WHAT IS EXPECTED: Exactly reproduce each line of the listing that follows.

Records from a collection:
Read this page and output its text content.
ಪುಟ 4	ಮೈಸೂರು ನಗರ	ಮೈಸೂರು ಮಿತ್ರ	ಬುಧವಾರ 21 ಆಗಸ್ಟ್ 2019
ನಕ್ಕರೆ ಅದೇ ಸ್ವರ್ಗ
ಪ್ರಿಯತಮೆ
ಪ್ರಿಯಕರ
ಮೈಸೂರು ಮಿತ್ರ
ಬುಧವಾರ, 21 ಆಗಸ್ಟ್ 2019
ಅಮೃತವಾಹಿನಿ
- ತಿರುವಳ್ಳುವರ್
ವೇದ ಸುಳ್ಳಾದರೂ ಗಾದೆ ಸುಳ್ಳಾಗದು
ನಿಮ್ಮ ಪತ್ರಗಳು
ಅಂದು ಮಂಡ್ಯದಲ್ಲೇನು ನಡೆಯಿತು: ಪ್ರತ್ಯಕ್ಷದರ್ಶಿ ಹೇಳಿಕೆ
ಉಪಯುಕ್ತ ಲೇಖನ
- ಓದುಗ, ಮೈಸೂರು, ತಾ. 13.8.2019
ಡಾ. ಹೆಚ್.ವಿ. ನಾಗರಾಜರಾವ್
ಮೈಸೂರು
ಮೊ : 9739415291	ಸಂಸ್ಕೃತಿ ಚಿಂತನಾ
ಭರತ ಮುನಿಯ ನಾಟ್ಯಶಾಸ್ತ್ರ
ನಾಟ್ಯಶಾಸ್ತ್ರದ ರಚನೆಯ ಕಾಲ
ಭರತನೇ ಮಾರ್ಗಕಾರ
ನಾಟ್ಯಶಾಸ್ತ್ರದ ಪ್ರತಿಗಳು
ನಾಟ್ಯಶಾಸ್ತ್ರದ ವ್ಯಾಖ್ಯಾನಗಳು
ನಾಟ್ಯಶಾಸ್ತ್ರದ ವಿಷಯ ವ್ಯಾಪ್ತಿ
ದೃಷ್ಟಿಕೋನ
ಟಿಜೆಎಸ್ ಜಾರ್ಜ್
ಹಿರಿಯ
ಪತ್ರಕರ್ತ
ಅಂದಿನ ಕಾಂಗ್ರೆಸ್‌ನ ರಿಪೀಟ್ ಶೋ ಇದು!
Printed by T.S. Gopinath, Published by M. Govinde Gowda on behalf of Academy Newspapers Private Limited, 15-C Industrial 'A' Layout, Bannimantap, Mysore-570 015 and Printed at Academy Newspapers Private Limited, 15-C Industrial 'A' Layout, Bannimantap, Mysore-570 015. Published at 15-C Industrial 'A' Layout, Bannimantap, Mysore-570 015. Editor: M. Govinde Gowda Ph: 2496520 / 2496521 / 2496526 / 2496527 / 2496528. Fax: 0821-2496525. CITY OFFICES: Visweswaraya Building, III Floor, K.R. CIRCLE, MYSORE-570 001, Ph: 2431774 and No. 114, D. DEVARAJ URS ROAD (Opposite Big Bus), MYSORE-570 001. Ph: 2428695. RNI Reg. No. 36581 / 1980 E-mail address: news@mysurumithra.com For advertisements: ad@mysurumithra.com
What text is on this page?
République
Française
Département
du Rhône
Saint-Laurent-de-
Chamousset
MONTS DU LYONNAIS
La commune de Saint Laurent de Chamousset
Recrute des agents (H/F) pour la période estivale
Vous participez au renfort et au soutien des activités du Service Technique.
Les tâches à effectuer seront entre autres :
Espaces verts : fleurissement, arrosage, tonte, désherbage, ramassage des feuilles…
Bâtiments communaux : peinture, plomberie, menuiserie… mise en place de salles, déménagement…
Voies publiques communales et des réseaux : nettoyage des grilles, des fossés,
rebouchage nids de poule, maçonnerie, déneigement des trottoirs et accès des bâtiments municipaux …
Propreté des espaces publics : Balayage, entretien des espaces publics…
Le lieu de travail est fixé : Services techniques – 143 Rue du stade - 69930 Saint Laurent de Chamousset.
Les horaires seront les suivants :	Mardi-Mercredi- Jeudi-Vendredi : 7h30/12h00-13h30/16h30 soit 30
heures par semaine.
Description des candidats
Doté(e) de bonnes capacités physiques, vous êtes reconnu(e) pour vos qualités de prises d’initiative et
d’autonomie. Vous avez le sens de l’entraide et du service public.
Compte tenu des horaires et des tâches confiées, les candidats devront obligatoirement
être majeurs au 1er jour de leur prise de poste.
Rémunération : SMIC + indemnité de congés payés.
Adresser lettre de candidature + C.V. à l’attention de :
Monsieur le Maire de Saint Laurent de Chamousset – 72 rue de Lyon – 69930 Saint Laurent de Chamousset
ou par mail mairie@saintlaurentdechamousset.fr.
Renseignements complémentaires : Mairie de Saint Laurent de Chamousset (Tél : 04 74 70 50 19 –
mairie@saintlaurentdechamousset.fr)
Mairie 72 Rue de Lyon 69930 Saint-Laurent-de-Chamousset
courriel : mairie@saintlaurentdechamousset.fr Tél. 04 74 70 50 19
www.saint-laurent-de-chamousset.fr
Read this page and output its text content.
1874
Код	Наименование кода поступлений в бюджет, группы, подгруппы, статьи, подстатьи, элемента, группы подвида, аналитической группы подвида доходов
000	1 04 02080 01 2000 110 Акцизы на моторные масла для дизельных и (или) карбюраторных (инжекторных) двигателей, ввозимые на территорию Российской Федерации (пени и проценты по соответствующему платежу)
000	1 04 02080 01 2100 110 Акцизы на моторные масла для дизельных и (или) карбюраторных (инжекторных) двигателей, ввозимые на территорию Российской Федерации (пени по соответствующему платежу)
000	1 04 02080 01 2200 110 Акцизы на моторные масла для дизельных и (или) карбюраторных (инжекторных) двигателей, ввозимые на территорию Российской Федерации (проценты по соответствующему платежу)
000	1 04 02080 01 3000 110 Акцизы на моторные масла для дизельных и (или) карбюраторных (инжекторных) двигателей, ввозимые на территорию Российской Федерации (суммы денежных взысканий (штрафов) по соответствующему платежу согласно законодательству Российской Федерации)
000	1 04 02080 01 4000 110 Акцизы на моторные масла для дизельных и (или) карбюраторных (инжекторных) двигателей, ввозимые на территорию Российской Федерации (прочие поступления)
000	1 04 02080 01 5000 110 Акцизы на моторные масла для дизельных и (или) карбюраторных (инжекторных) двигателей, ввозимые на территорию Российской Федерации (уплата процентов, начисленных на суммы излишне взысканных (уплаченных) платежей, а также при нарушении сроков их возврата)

TASK SOLUTION:
Read this page and output its text content.
ಪುಟ 4	ಮೈಸೂರು ನಗರ	ಮೈಸೂರು ಮಿತ್ರ	ಬುಧವಾರ 21 ಆಗಸ್ಟ್ 2019
ನಕ್ಕರೆ ಅದೇ ಸ್ವರ್ಗ
ಪ್ರಿಯತಮೆ
ಪ್ರಿಯಕರ
ಮೈಸೂರು ಮಿತ್ರ
ಬುಧವಾರ, 21 ಆಗಸ್ಟ್ 2019
ಅಮೃತವಾಹಿನಿ
- ತಿರುವಳ್ಳುವರ್
ವೇದ ಸುಳ್ಳಾದರೂ ಗಾದೆ ಸುಳ್ಳಾಗದು
ನಿಮ್ಮ ಪತ್ರಗಳು
ಅಂದು ಮಂಡ್ಯದಲ್ಲೇನು ನಡೆಯಿತು: ಪ್ರತ್ಯಕ್ಷದರ್ಶಿ ಹೇಳಿಕೆ
ಉಪಯುಕ್ತ ಲೇಖನ
- ಓದುಗ, ಮೈಸೂರು, ತಾ. 13.8.2019
ಡಾ. ಹೆಚ್.ವಿ. ನಾಗರಾಜರಾವ್
ಮೈಸೂರು
ಮೊ : 9739415291	ಸಂಸ್ಕೃತಿ ಚಿಂತನಾ
ಭರತ ಮುನಿಯ ನಾಟ್ಯಶಾಸ್ತ್ರ
ನಾಟ್ಯಶಾಸ್ತ್ರದ ರಚನೆಯ ಕಾಲ
ಭರತನೇ ಮಾರ್ಗಕಾರ
ನಾಟ್ಯಶಾಸ್ತ್ರದ ಪ್ರತಿಗಳು
ನಾಟ್ಯಶಾಸ್ತ್ರದ ವ್ಯಾಖ್ಯಾನಗಳು
ನಾಟ್ಯಶಾಸ್ತ್ರದ ವಿಷಯ ವ್ಯಾಪ್ತಿ
ದೃಷ್ಟಿಕೋನ
ಟಿಜೆಎಸ್ ಜಾರ್ಜ್
ಹಿರಿಯ
ಪತ್ರಕರ್ತ
ಅಂದಿನ ಕಾಂಗ್ರೆಸ್‌ನ ರಿಪೀಟ್ ಶೋ ಇದು!
Printed by T.S. Gopinath, Published by M. Govinde Gowda on behalf of Academy Newspapers Private Limited, 15-C Industrial 'A' Layout, Bannimantap, Mysore-570 015 and Printed at Academy Newspapers Private Limited, 15-C Industrial 'A' Layout, Bannimantap, Mysore-570 015. Published at 15-C Industrial 'A' Layout, Bannimantap, Mysore-570 015. Editor: M. Govinde Gowda Ph: 2496520 / 2496521 / 2496526 / 2496527 / 2496528. Fax: 0821-2496525. CITY OFFICES: Visweswaraya Building, III Floor, K.R. CIRCLE, MYSORE-570 001, Ph: 2431774 and No. 114, D. DEVARAJ URS ROAD (Opposite Big Bus), MYSORE-570 001. Ph: 2428695. RNI Reg. No. 36581 / 1980 E-mail address: news@mysurumithra.com For advertisements: ad@mysurumithra.com
What text is on this page?
République
Française
Département
du Rhône
Saint-Laurent-de-
Chamousset
MONTS DU LYONNAIS
La commune de Saint Laurent de Chamousset
Recrute des agents (H/F) pour la période estivale
Vous participez au renfort et au soutien des activités du Service Technique.
Les tâches à effectuer seront entre autres :
Espaces verts : fleurissement, arrosage, tonte, désherbage, ramassage des feuilles…
Bâtiments communaux : peinture, plomberie, menuiserie… mise en place de salles, déménagement…
Voies publiques communales et des réseaux : nettoyage des grilles, des fossés,
rebouchage nids de poule, maçonnerie, déneigement des trottoirs et accès des bâtiments municipaux …
Propreté des espaces publics : Balayage, entretien des espaces publics…
Le lieu de travail est fixé : Services techniques – 143 Rue du stade - 69930 Saint Laurent de Chamousset.
Les horaires seront les suivants :	Mardi-Mercredi- Jeudi-Vendredi : 7h30/12h00-13h30/16h30 soit 30
heures par semaine.
Description des candidats
Doté(e) de bonnes capacités physiques, vous êtes reconnu(e) pour vos qualités de prises d’initiative et
d’autonomie. Vous avez le sens de l’entraide et du service public.
Compte tenu des horaires et des tâches confiées, les candidats devront obligatoirement
être majeurs au 1er jour de leur prise de poste.
Rémunération : SMIC + indemnité de congés payés.
Adresser lettre de candidature + C.V. à l’attention de :
Monsieur le Maire de Saint Laurent de Chamousset – 72 rue de Lyon – 69930 Saint Laurent de Chamousset
ou par mail mairie@saintlaurentdechamousset.fr.
Renseignements complémentaires : Mairie de Saint Laurent de Chamousset (Tél : 04 74 70 50 19 –
mairie@saintlaurentdechamousset.fr)
Mairie 72 Rue de Lyon 69930 Saint-Laurent-de-Chamousset
courriel : mairie@saintlaurentdechamousset.fr Tél. 04 74 70 50 19
www.saint-laurent-de-chamousset.fr
Read this page and output its text content.
1874
Код	Наименование кода поступлений в бюджет, группы, подгруппы, статьи, подстатьи, элемента, группы подвида, аналитической группы подвида доходов
000	1 04 02080 01 2000 110 Акцизы на моторные масла для дизельных и (или) карбюраторных (инжекторных) двигателей, ввозимые на территорию Российской Федерации (пени и проценты по соответствующему платежу)
000	1 04 02080 01 2100 110 Акцизы на моторные масла для дизельных и (или) карбюраторных (инжекторных) двигателей, ввозимые на территорию Российской Федерации (пени по соответствующему платежу)
000	1 04 02080 01 2200 110 Акцизы на моторные масла для дизельных и (или) карбюраторных (инжекторных) двигателей, ввозимые на территорию Российской Федерации (проценты по соответствующему платежу)
000	1 04 02080 01 3000 110 Акцизы на моторные масла для дизельных и (или) карбюраторных (инжекторных) двигателей, ввозимые на территорию Российской Федерации (суммы денежных взысканий (штрафов) по соответствующему платежу согласно законодательству Российской Федерации)
000	1 04 02080 01 4000 110 Акцизы на моторные масла для дизельных и (или) карбюраторных (инжекторных) двигателей, ввозимые на территорию Российской Федерации (прочие поступления)
000	1 04 02080 01 5000 110 Акцизы на моторные масла для дизельных и (или) карбюраторных (инжекторных) двигателей, ввозимые на территорию Российской Федерации (уплата процентов, начисленных на суммы излишне взысканных (уплаченных) платежей, а также при нарушении сроков их возврата)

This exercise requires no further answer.